### GIVEN INSTRUCTION
Write out every line of the material exactly as it appears.

### DATA ENTRIES
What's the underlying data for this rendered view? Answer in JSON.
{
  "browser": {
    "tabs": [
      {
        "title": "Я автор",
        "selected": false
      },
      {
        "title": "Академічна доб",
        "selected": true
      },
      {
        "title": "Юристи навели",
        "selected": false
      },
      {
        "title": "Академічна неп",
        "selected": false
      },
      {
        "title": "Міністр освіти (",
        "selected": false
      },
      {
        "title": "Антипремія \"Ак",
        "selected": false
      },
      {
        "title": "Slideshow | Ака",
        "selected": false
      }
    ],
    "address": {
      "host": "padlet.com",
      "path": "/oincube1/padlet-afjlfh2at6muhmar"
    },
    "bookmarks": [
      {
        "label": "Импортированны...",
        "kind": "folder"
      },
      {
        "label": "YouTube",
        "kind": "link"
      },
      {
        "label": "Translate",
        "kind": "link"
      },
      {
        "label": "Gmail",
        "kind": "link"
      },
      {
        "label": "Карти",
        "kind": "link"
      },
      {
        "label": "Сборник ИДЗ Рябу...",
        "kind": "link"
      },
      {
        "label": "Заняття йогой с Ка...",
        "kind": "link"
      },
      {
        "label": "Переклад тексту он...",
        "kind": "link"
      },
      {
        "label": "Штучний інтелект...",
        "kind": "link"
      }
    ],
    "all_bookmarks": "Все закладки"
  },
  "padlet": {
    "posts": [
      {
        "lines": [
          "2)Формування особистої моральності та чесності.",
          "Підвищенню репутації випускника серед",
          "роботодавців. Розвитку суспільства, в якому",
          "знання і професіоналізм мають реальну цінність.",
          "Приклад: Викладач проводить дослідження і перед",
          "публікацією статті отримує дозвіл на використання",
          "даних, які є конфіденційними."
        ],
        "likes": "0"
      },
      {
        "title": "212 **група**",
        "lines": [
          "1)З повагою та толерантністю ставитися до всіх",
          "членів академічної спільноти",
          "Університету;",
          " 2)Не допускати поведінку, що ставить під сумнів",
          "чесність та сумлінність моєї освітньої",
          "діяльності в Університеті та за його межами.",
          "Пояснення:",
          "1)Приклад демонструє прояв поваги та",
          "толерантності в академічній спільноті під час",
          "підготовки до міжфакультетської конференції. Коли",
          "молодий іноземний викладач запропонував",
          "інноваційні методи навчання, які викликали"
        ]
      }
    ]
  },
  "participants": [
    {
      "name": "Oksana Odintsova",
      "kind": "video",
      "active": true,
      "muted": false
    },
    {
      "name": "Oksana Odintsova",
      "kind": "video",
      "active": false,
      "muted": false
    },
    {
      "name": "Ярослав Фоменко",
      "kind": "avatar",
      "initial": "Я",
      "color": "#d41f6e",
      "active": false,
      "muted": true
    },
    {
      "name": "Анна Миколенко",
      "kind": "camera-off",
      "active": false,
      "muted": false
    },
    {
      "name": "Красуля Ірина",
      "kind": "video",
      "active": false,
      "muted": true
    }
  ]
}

### FINISHED EXERCISE
What's the underlying data for this rendered view? Answer in JSON.
{
  "browser": {
    "tabs": [
      {
        "title": "Я автор",
        "selected": false
      },
      {
        "title": "Академічна доб",
        "selected": true
      },
      {
        "title": "Юристи навели",
        "selected": false
      },
      {
        "title": "Академічна неп",
        "selected": false
      },
      {
        "title": "Міністр освіти (",
        "selected": false
      },
      {
        "title": "Антипремія \"Ак",
        "selected": false
      },
      {
        "title": "Slideshow | Ака",
        "selected": false
      }
    ],
    "address": {
      "host": "padlet.com",
      "path": "/oincube1/padlet-afjlfh2at6muhmar"
    },
    "bookmarks": [
      {
        "label": "Импортированны...",
        "kind": "folder"
      },
      {
        "label": "YouTube",
        "kind": "link"
      },
      {
        "label": "Translate",
        "kind": "link"
      },
      {
        "label": "Gmail",
        "kind": "link"
      },
      {
        "label": "Карти",
        "kind": "link"
      },
      {
        "label": "Сборник ИДЗ Рябу...",
        "kind": "link"
      },
      {
        "label": "Заняття йогой с Ка...",
        "kind": "link"
      },
      {
        "label": "Переклад тексту он...",
        "kind": "link"
      },
      {
        "label": "Штучний інтелект...",
        "kind": "link"
      }
    ],
    "all_bookmarks": "Все закладки"
  },
  "padlet": {
    "posts": [
      {
        "lines": [
          "2)Формування особистої моральності та чесності.",
          "Підвищенню репутації випускника серед",
          "роботодавців. Розвитку суспільства, в якому",
          "знання і професіоналізм мають реальну цінність.",
          "Приклад: Викладач проводить дослідження і перед",
          "публікацією статті отримує дозвіл на використання",
          "даних, які є конфіденційними."
        ],
        "likes": "0"
      },
      {
        "title": "212 **група**",
        "lines": [
          "1)З повагою та толерантністю ставитися до всіх",
          "членів академічної спільноти",
          "Університету;",
          " 2)Не допускати поведінку, що ставить під сумнів",
          "чесність та сумлінність моєї освітньої",
          "діяльності в Університеті та за його межами.",
          "Пояснення:",
          "1)Приклад демонструє прояв поваги та",
          "толерантності в академічній спільноті під час",
          "підготовки до міжфакультетської конференції. Коли",
          "молодий іноземний викладач запропонував",
          "інноваційні методи навчання, які викликали"
        ]
      }
    ]
  },
  "participants": [
    {
      "name": "Oksana Odintsova",
      "kind": "video",
      "active": true,
      "muted": false
    },
    {
      "name": "Oksana Odintsova",
      "kind": "video",
      "active": false,
      "muted": false
    },
    {
      "name": "Ярослав Фоменко",
      "kind": "avatar",
      "initial": "Я",
      "color": "#d41f6e",
      "active": false,
      "muted": true
    },
    {
      "name": "Анна Миколенко",
      "kind": "camera-off",
      "active": false,
      "muted": false
    },
    {
      "name": "Красуля Ірина",
      "kind": "video",
      "active": false,
      "muted": true
    }
  ]
}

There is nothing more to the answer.